* Exercise: Among the entries below, count the lines that contain the word "отражающий". Write down only the total.

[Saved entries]
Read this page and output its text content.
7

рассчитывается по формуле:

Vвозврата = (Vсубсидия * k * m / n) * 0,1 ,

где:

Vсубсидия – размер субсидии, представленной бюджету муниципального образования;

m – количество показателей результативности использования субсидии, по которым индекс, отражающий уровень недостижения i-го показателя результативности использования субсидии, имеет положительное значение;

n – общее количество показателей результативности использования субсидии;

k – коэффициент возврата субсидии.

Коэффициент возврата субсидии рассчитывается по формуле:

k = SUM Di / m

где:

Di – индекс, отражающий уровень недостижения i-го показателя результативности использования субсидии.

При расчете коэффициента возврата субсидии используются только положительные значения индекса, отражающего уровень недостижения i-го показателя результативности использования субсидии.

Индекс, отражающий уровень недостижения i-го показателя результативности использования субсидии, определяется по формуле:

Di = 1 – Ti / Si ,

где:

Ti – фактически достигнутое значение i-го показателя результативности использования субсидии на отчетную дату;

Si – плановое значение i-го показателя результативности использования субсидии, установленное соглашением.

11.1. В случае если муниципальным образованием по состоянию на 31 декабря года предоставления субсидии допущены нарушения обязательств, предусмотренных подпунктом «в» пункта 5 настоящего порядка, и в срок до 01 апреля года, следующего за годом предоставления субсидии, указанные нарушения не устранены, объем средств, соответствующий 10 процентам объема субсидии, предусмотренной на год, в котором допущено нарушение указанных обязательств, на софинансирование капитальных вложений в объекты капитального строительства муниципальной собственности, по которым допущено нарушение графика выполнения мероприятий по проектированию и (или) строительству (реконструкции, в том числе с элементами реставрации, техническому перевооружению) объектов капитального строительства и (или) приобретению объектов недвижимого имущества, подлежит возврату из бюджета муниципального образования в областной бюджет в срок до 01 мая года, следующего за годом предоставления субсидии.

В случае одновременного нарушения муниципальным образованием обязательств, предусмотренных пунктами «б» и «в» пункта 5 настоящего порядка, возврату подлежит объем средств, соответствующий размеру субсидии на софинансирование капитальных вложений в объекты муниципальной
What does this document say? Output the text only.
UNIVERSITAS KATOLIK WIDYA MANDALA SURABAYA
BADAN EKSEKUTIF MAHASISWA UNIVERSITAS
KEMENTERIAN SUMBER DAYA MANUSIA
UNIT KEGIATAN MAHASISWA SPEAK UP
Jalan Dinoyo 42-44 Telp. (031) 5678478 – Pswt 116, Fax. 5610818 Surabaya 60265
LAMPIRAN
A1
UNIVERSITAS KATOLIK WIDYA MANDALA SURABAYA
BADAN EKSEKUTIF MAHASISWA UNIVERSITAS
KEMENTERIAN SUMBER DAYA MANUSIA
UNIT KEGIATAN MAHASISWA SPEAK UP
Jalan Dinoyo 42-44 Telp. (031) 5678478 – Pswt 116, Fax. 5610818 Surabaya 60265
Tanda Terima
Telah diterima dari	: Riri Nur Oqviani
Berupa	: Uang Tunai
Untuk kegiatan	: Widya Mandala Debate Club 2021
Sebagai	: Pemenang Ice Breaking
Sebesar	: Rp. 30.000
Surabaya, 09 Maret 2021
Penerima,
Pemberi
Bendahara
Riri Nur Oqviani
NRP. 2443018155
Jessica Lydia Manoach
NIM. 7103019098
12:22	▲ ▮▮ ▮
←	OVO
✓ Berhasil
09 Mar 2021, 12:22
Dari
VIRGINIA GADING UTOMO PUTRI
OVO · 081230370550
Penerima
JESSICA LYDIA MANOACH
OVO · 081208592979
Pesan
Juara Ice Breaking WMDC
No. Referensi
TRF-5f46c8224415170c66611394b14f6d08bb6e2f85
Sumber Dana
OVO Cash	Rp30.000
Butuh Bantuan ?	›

* Solution to the exercise: 3